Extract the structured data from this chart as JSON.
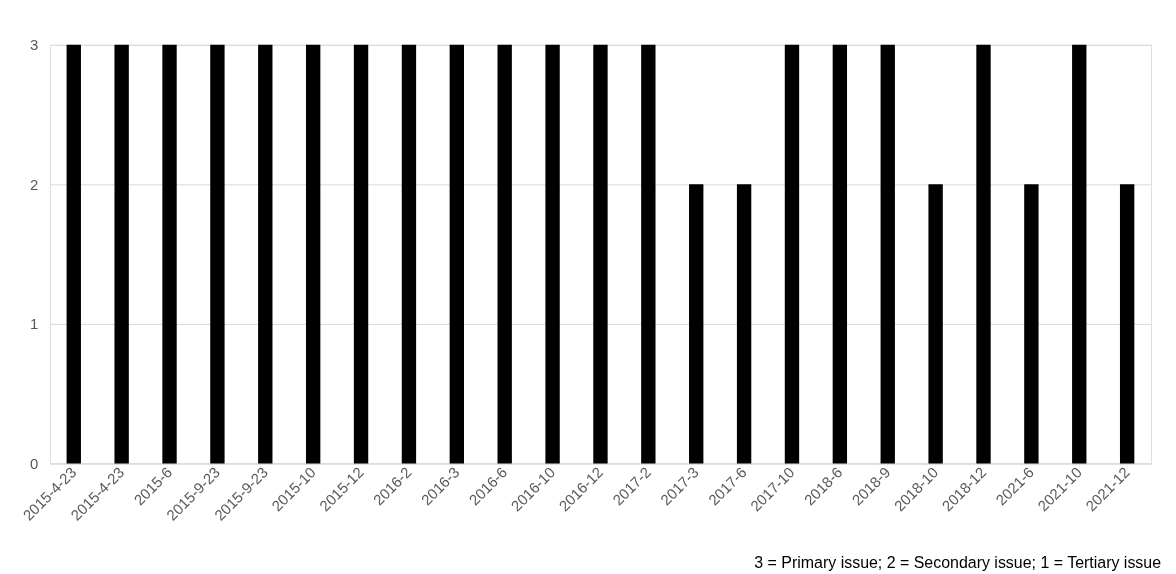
{
  "chart_data": {
    "type": "bar",
    "categories": [
      "2015-4-23",
      "2015-4-23",
      "2015-6",
      "2015-9-23",
      "2015-9-23",
      "2015-10",
      "2015-12",
      "2016-2",
      "2016-3",
      "2016-6",
      "2016-10",
      "2016-12",
      "2017-2",
      "2017-3",
      "2017-6",
      "2017-10",
      "2018-6",
      "2018-9",
      "2018-10",
      "2018-12",
      "2021-6",
      "2021-10",
      "2021-12"
    ],
    "values": [
      3,
      3,
      3,
      3,
      3,
      3,
      3,
      3,
      3,
      3,
      3,
      3,
      3,
      2,
      2,
      3,
      3,
      3,
      2,
      3,
      2,
      3,
      2
    ],
    "color": "#000000",
    "ylim": [
      0,
      3
    ],
    "yticks": [
      0,
      1,
      2,
      3
    ],
    "grid": "y",
    "annotations": [
      "3 = Primary issue; 2 = Secondary issue; 1 = Tertiary issue"
    ]
  }
}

= TASK BRIEF =
Repeat the listing above exactly, with no pictures.

= FINAL RESULT =
Extract the structured data from this chart as JSON.
{
  "chart_data": {
    "type": "bar",
    "categories": [
      "2015-4-23",
      "2015-4-23",
      "2015-6",
      "2015-9-23",
      "2015-9-23",
      "2015-10",
      "2015-12",
      "2016-2",
      "2016-3",
      "2016-6",
      "2016-10",
      "2016-12",
      "2017-2",
      "2017-3",
      "2017-6",
      "2017-10",
      "2018-6",
      "2018-9",
      "2018-10",
      "2018-12",
      "2021-6",
      "2021-10",
      "2021-12"
    ],
    "values": [
      3,
      3,
      3,
      3,
      3,
      3,
      3,
      3,
      3,
      3,
      3,
      3,
      3,
      2,
      2,
      3,
      3,
      3,
      2,
      3,
      2,
      3,
      2
    ],
    "color": "#000000",
    "ylim": [
      0,
      3
    ],
    "yticks": [
      0,
      1,
      2,
      3
    ],
    "grid": "y",
    "annotations": [
      "3 = Primary issue; 2 = Secondary issue; 1 = Tertiary issue"
    ]
  }
}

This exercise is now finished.